Records for processing:
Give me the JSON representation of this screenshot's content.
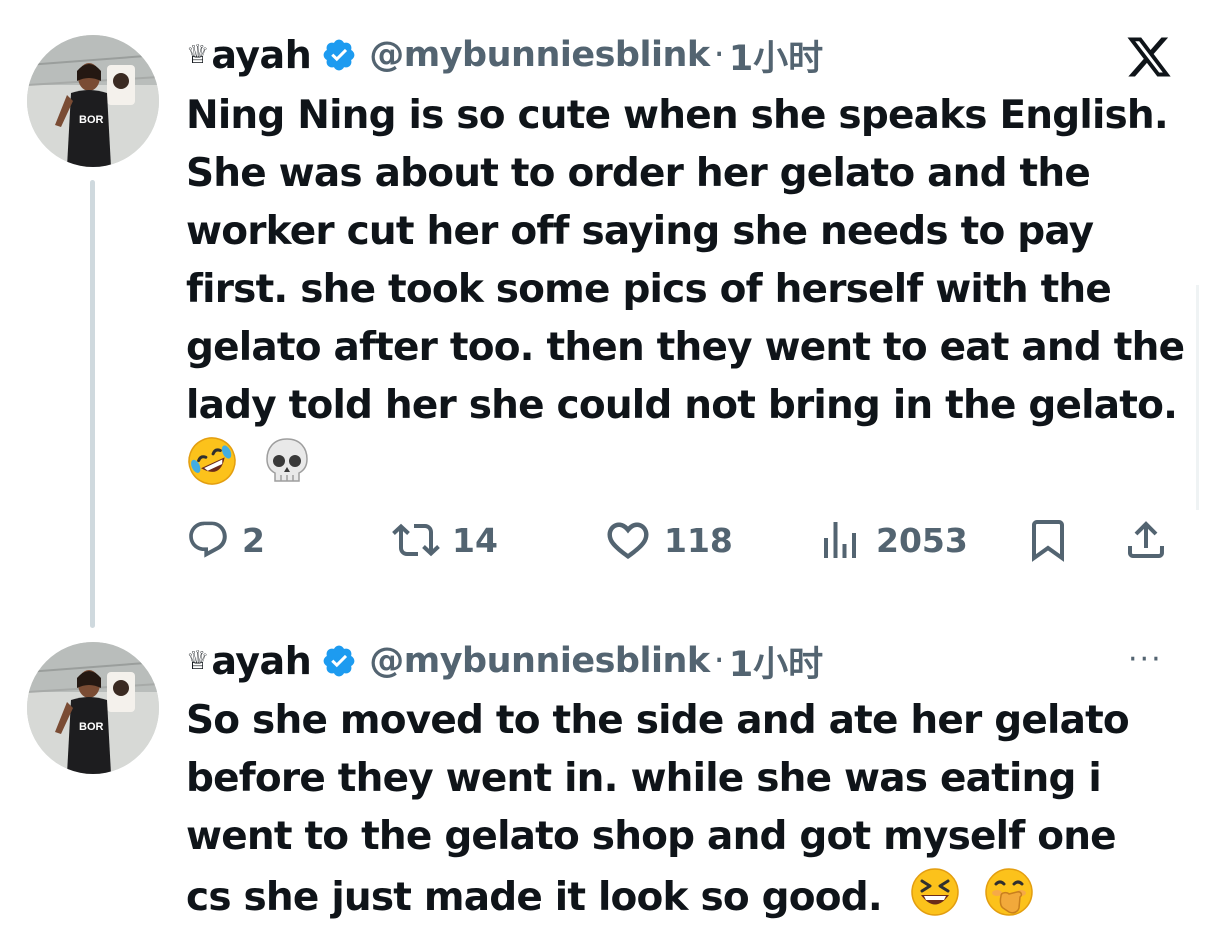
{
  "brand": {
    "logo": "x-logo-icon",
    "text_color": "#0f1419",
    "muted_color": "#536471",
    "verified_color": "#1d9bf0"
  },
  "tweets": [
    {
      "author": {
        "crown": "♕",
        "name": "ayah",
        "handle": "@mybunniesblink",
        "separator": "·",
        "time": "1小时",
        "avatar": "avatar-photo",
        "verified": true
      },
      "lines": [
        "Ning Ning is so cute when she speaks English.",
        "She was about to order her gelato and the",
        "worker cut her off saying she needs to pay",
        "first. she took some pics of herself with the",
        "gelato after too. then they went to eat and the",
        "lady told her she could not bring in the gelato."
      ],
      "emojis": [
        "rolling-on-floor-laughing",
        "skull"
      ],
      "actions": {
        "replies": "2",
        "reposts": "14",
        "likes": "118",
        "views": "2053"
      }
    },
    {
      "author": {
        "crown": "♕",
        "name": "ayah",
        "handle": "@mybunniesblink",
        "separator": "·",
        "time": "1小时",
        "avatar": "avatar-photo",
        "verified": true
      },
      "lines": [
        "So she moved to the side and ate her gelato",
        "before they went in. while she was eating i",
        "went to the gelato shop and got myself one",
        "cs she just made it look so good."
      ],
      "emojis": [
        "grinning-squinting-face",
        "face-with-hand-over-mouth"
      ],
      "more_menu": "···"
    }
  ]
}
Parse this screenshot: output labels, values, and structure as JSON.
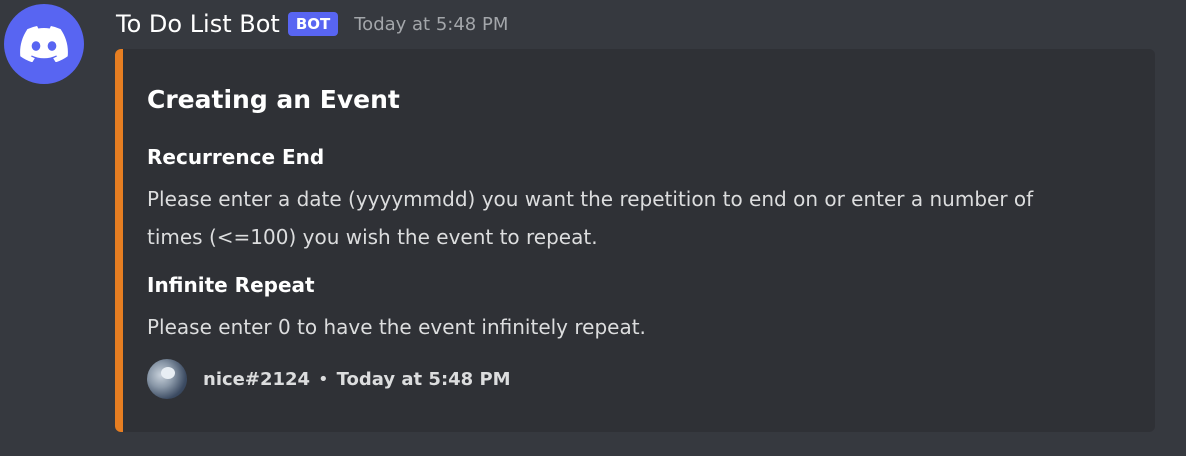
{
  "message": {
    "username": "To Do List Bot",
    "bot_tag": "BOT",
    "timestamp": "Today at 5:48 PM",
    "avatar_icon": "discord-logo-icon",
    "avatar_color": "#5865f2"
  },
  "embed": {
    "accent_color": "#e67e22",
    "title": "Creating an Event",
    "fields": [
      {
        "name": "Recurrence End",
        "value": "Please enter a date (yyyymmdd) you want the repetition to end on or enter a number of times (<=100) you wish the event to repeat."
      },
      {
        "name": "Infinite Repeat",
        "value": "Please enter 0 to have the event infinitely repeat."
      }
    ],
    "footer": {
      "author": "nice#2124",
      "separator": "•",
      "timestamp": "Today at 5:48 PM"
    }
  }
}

Brief: Print the full listing exactly, dropping the pictures.

Finished task:
Give me the JSON representation of this screenshot's content.
{
  "brand": {
    "logo": "x-logo-icon",
    "text_color": "#0f1419",
    "muted_color": "#536471",
    "verified_color": "#1d9bf0"
  },
  "tweets": [
    {
      "author": {
        "crown": "♕",
        "name": "ayah",
        "handle": "@mybunniesblink",
        "separator": "·",
        "time": "1小时",
        "avatar": "avatar-photo",
        "verified": true
      },
      "lines": [
        "Ning Ning is so cute when she speaks English.",
        "She was about to order her gelato and the",
        "worker cut her off saying she needs to pay",
        "first. she took some pics of herself with the",
        "gelato after too. then they went to eat and the",
        "lady told her she could not bring in the gelato."
      ],
      "emojis": [
        "rolling-on-floor-laughing",
        "skull"
      ],
      "actions": {
        "replies": "2",
        "reposts": "14",
        "likes": "118",
        "views": "2053"
      }
    },
    {
      "author": {
        "crown": "♕",
        "name": "ayah",
        "handle": "@mybunniesblink",
        "separator": "·",
        "time": "1小时",
        "avatar": "avatar-photo",
        "verified": true
      },
      "lines": [
        "So she moved to the side and ate her gelato",
        "before they went in. while she was eating i",
        "went to the gelato shop and got myself one",
        "cs she just made it look so good."
      ],
      "emojis": [
        "grinning-squinting-face",
        "face-with-hand-over-mouth"
      ],
      "more_menu": "···"
    }
  ]
}
Parse this screenshot: output labels, values, and structure as JSON.
{
  "message": {
    "username": "To Do List Bot",
    "bot_tag": "BOT",
    "timestamp": "Today at 5:48 PM",
    "avatar_icon": "discord-logo-icon",
    "avatar_color": "#5865f2"
  },
  "embed": {
    "accent_color": "#e67e22",
    "title": "Creating an Event",
    "fields": [
      {
        "name": "Recurrence End",
        "value": "Please enter a date (yyyymmdd) you want the repetition to end on or enter a number of times (<=100) you wish the event to repeat."
      },
      {
        "name": "Infinite Repeat",
        "value": "Please enter 0 to have the event infinitely repeat."
      }
    ],
    "footer": {
      "author": "nice#2124",
      "separator": "•",
      "timestamp": "Today at 5:48 PM"
    }
  }
}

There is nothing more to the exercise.